● **PROVIDED PASSAGE**
** BEGIN **

# honey Amber lightning



## scottr (Jun 12, 2015)

I cam across a old light  yellow brown lightning canning jars the lid looks the same color as the jar . any input


----------



## icollectfruitjars (Jun 12, 2015)

Scott, what sort of input are you looking for?


----------



## scottr (Jun 12, 2015)

Are they hard to find ? Are they valuable I don't have a pic right this min. I changed phones


----------



## icollectfruitjars (Jun 12, 2015)

It depends on what hue of amber.  Really light to yellow are very good.  Pints are better than quarts.  Condition is key too.


----------



## scottr (Jun 12, 2015)

I will put a pic on tomorrow but the glass looks real wavey. Never seen a jar look like that.


----------



## botlguy (Jun 12, 2015)

When you say wavy it makes me think "Whittled". Then it could be "Hammer Whittled". Value goes up on the latter. Phil is correct, the hue or density or shade of amber has a HUGE effect (or is it Affect) on value. Show us a few pictures in indirect natural sunlight and we should be able to help more. (I'm not sure your phone can do the job)  Were waiting anxiously.          Jim


----------



## scottr (Jun 12, 2015)

The glass looks different then brown glass it doesn't look cracked just wavy kinda like heat waves coming off a road .lol if you know what I'm trying to say


----------



## botlguy (Jun 13, 2015)

scottr said:
			
		

> The glass looks different then brown glass it doesn't look cracked just wavy kinda like heat waves coming off a road .lol if you know what I'm trying to say/quote]
> 
> No! lol


----------



## jarsnstuff (Jun 13, 2015)

An amber Trademark Lightning with no special characteristics will bring maybe $40-$50.  What you're describing could be worth substantially more because of:  1. the lighter color - the lighter (or more unusual the color) the better, and 2. the wavy glass - anything that makes it eye-catching such as whittle, waves, color variations, bubbles - adds to the value.  If it's as good as you say, maybe $100+.  Needless to say, a photo would help a lot.  -Tammy


----------



## scottr (Jun 13, 2015)

It says Putnam 375 on the bottom it want let me upload pic


----------



## RED Matthews (Jun 13, 2015)

** END **

● **STATED EXERCISE**
Reproduce word for word the stretch of the amber Lightning jar thread that begins with "An amber Trademark" and continues through "scottr (Jun 13, 2015)".

● **SOURCE DATA**

** BEGIN **

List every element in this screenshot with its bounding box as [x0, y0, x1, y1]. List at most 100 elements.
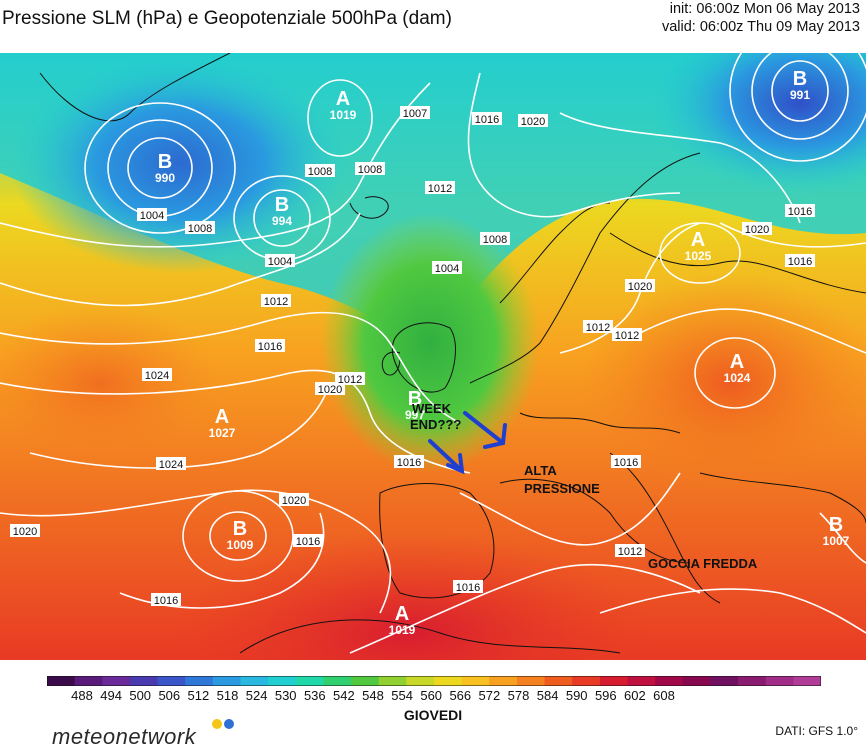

** END **

● **TASK RESULT**
An amber Trademark Lightning with no special characteristics will bring maybe $40-$50.  What you're describing could be worth substantially more because of:  1. the lighter color - the lighter (or more unusual the color) the better, and 2. the wavy glass - anything that makes it eye-catching such as whittle, waves, color variations, bubbles - adds to the value.  If it's as good as you say, maybe $100+.  Needless to say, a photo would help a lot.  -Tammy


----------



## scottr (Jun 13, 2015)